Rows from a figure dataset —

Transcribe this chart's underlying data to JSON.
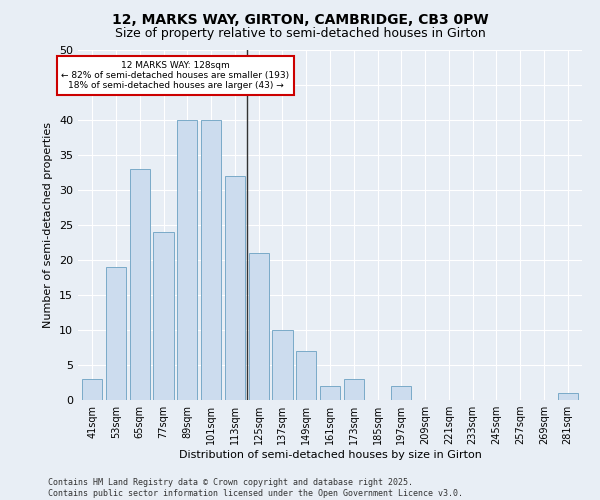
{
  "title1": "12, MARKS WAY, GIRTON, CAMBRIDGE, CB3 0PW",
  "title2": "Size of property relative to semi-detached houses in Girton",
  "xlabel": "Distribution of semi-detached houses by size in Girton",
  "ylabel": "Number of semi-detached properties",
  "categories": [
    "41sqm",
    "53sqm",
    "65sqm",
    "77sqm",
    "89sqm",
    "101sqm",
    "113sqm",
    "125sqm",
    "137sqm",
    "149sqm",
    "161sqm",
    "173sqm",
    "185sqm",
    "197sqm",
    "209sqm",
    "221sqm",
    "233sqm",
    "245sqm",
    "257sqm",
    "269sqm",
    "281sqm"
  ],
  "values": [
    3,
    19,
    33,
    24,
    40,
    40,
    32,
    21,
    10,
    7,
    2,
    3,
    0,
    2,
    0,
    0,
    0,
    0,
    0,
    0,
    1
  ],
  "bar_color": "#ccdcee",
  "bar_edge_color": "#7aaac8",
  "highlight_line_color": "#333333",
  "annotation_title": "12 MARKS WAY: 128sqm",
  "annotation_line1": "← 82% of semi-detached houses are smaller (193)",
  "annotation_line2": "18% of semi-detached houses are larger (43) →",
  "annotation_box_facecolor": "#ffffff",
  "annotation_box_edgecolor": "#cc0000",
  "ylim": [
    0,
    50
  ],
  "yticks": [
    0,
    5,
    10,
    15,
    20,
    25,
    30,
    35,
    40,
    45,
    50
  ],
  "footer1": "Contains HM Land Registry data © Crown copyright and database right 2025.",
  "footer2": "Contains public sector information licensed under the Open Government Licence v3.0.",
  "bg_color": "#e8eef5",
  "plot_bg_color": "#e8eef5",
  "grid_color": "#ffffff",
  "title1_fontsize": 10,
  "title2_fontsize": 9,
  "xlabel_fontsize": 8,
  "ylabel_fontsize": 8,
  "tick_fontsize": 7,
  "footer_fontsize": 6
}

REQUIREMENTS — Only the number is needed here: how many lines of the records contain "Contains"?

RESULT OF THE TASK — 2